▶ **STORED DATA**:
++++++++++++++++++++
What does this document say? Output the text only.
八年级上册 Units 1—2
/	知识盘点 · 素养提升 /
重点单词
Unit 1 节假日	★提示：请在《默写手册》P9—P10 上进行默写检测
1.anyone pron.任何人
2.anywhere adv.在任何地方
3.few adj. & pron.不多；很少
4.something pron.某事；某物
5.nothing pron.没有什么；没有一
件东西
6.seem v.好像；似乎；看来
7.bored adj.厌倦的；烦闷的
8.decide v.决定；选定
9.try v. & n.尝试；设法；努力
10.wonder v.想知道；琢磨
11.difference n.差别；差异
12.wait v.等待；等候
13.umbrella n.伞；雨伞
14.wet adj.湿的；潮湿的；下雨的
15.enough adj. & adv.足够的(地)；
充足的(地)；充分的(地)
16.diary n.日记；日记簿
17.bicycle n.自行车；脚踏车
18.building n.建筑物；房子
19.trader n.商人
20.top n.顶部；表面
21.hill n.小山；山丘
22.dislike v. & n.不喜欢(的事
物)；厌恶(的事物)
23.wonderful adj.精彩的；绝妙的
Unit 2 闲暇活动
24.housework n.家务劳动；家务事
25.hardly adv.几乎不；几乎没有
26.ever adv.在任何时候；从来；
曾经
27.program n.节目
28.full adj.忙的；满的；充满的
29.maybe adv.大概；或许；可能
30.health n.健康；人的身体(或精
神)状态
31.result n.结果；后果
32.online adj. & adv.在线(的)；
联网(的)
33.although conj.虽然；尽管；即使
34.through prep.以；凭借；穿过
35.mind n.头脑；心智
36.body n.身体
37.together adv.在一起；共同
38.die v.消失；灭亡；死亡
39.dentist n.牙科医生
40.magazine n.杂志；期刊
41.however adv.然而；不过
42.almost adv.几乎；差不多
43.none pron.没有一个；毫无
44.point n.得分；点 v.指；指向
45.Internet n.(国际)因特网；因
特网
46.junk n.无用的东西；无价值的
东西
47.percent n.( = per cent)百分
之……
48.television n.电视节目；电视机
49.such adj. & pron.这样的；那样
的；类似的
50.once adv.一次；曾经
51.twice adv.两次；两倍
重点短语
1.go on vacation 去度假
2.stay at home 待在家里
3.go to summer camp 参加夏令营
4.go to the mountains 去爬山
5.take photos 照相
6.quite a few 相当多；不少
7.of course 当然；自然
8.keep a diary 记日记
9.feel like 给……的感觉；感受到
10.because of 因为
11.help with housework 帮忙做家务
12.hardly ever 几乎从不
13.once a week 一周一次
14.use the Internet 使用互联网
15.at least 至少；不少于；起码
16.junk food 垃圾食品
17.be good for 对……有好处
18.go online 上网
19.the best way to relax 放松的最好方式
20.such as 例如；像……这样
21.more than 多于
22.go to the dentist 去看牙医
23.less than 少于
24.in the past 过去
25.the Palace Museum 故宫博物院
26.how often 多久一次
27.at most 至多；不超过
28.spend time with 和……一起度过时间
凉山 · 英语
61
++++++++++++++++++++
▶ **WHAT IS ASKED**: Extract every record. Keep wording exact.

▶ **TASK RESPONSE**:
What does this document say? Output the text only.
八年级上册 Units 1—2
/	知识盘点 · 素养提升 /
重点单词
Unit 1 节假日	★提示：请在《默写手册》P9—P10 上进行默写检测
1.anyone pron.任何人
2.anywhere adv.在任何地方
3.few adj. & pron.不多；很少
4.something pron.某事；某物
5.nothing pron.没有什么；没有一
件东西
6.seem v.好像；似乎；看来
7.bored adj.厌倦的；烦闷的
8.decide v.决定；选定
9.try v. & n.尝试；设法；努力
10.wonder v.想知道；琢磨
11.difference n.差别；差异
12.wait v.等待；等候
13.umbrella n.伞；雨伞
14.wet adj.湿的；潮湿的；下雨的
15.enough adj. & adv.足够的(地)；
充足的(地)；充分的(地)
16.diary n.日记；日记簿
17.bicycle n.自行车；脚踏车
18.building n.建筑物；房子
19.trader n.商人
20.top n.顶部；表面
21.hill n.小山；山丘
22.dislike v. & n.不喜欢(的事
物)；厌恶(的事物)
23.wonderful adj.精彩的；绝妙的
Unit 2 闲暇活动
24.housework n.家务劳动；家务事
25.hardly adv.几乎不；几乎没有
26.ever adv.在任何时候；从来；
曾经
27.program n.节目
28.full adj.忙的；满的；充满的
29.maybe adv.大概；或许；可能
30.health n.健康；人的身体(或精
神)状态
31.result n.结果；后果
32.online adj. & adv.在线(的)；
联网(的)
33.although conj.虽然；尽管；即使
34.through prep.以；凭借；穿过
35.mind n.头脑；心智
36.body n.身体
37.together adv.在一起；共同
38.die v.消失；灭亡；死亡
39.dentist n.牙科医生
40.magazine n.杂志；期刊
41.however adv.然而；不过
42.almost adv.几乎；差不多
43.none pron.没有一个；毫无
44.point n.得分；点 v.指；指向
45.Internet n.(国际)因特网；因
特网
46.junk n.无用的东西；无价值的
东西
47.percent n.( = per cent)百分
之……
48.television n.电视节目；电视机
49.such adj. & pron.这样的；那样
的；类似的
50.once adv.一次；曾经
51.twice adv.两次；两倍
重点短语
1.go on vacation 去度假
2.stay at home 待在家里
3.go to summer camp 参加夏令营
4.go to the mountains 去爬山
5.take photos 照相
6.quite a few 相当多；不少
7.of course 当然；自然
8.keep a diary 记日记
9.feel like 给……的感觉；感受到
10.because of 因为
11.help with housework 帮忙做家务
12.hardly ever 几乎从不
13.once a week 一周一次
14.use the Internet 使用互联网
15.at least 至少；不少于；起码
16.junk food 垃圾食品
17.be good for 对……有好处
18.go online 上网
19.the best way to relax 放松的最好方式
20.such as 例如；像……这样
21.more than 多于
22.go to the dentist 去看牙医
23.less than 少于
24.in the past 过去
25.the Palace Museum 故宫博物院
26.how often 多久一次
27.at most 至多；不超过
28.spend time with 和……一起度过时间
凉山 · 英语
61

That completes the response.